[BEGIN Given information]
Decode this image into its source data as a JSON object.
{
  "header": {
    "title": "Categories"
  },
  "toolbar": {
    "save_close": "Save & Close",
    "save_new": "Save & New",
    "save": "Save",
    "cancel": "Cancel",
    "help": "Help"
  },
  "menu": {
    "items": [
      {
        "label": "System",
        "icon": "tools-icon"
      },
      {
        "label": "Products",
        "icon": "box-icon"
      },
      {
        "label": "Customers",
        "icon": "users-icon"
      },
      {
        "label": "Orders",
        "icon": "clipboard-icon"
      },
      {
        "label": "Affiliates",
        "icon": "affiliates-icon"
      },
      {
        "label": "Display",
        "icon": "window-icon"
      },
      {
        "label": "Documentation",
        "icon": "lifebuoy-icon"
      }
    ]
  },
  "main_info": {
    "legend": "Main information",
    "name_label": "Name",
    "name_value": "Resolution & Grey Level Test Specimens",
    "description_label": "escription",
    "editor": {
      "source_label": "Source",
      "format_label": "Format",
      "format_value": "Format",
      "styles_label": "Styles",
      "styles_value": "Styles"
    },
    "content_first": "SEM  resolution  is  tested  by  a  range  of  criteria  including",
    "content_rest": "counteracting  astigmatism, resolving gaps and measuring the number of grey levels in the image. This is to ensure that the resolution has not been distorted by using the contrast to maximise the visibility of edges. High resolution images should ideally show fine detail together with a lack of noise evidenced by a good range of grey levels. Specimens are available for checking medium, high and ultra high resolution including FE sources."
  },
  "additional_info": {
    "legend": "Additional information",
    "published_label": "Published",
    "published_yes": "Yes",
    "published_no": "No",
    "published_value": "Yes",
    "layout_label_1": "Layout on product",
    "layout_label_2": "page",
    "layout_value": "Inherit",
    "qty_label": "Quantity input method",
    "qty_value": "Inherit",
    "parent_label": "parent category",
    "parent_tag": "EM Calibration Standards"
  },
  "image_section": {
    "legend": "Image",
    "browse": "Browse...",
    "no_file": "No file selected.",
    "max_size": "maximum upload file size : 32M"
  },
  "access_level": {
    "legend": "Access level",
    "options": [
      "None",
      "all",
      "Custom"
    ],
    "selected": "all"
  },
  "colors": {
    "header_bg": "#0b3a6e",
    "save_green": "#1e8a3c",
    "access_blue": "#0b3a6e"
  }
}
[END Given information]
__Exercise brief__. Every entry must be retyped in full, exactly as given.

__Complete answer__.
Decode this image into its source data as a JSON object.
{
  "header": {
    "title": "Categories"
  },
  "toolbar": {
    "save_close": "Save & Close",
    "save_new": "Save & New",
    "save": "Save",
    "cancel": "Cancel",
    "help": "Help"
  },
  "menu": {
    "items": [
      {
        "label": "System",
        "icon": "tools-icon"
      },
      {
        "label": "Products",
        "icon": "box-icon"
      },
      {
        "label": "Customers",
        "icon": "users-icon"
      },
      {
        "label": "Orders",
        "icon": "clipboard-icon"
      },
      {
        "label": "Affiliates",
        "icon": "affiliates-icon"
      },
      {
        "label": "Display",
        "icon": "window-icon"
      },
      {
        "label": "Documentation",
        "icon": "lifebuoy-icon"
      }
    ]
  },
  "main_info": {
    "legend": "Main information",
    "name_label": "Name",
    "name_value": "Resolution & Grey Level Test Specimens",
    "description_label": "escription",
    "editor": {
      "source_label": "Source",
      "format_label": "Format",
      "format_value": "Format",
      "styles_label": "Styles",
      "styles_value": "Styles"
    },
    "content_first": "SEM  resolution  is  tested  by  a  range  of  criteria  including",
    "content_rest": "counteracting  astigmatism, resolving gaps and measuring the number of grey levels in the image. This is to ensure that the resolution has not been distorted by using the contrast to maximise the visibility of edges. High resolution images should ideally show fine detail together with a lack of noise evidenced by a good range of grey levels. Specimens are available for checking medium, high and ultra high resolution including FE sources."
  },
  "additional_info": {
    "legend": "Additional information",
    "published_label": "Published",
    "published_yes": "Yes",
    "published_no": "No",
    "published_value": "Yes",
    "layout_label_1": "Layout on product",
    "layout_label_2": "page",
    "layout_value": "Inherit",
    "qty_label": "Quantity input method",
    "qty_value": "Inherit",
    "parent_label": "parent category",
    "parent_tag": "EM Calibration Standards"
  },
  "image_section": {
    "legend": "Image",
    "browse": "Browse...",
    "no_file": "No file selected.",
    "max_size": "maximum upload file size : 32M"
  },
  "access_level": {
    "legend": "Access level",
    "options": [
      "None",
      "all",
      "Custom"
    ],
    "selected": "all"
  },
  "colors": {
    "header_bg": "#0b3a6e",
    "save_green": "#1e8a3c",
    "access_blue": "#0b3a6e"
  }
}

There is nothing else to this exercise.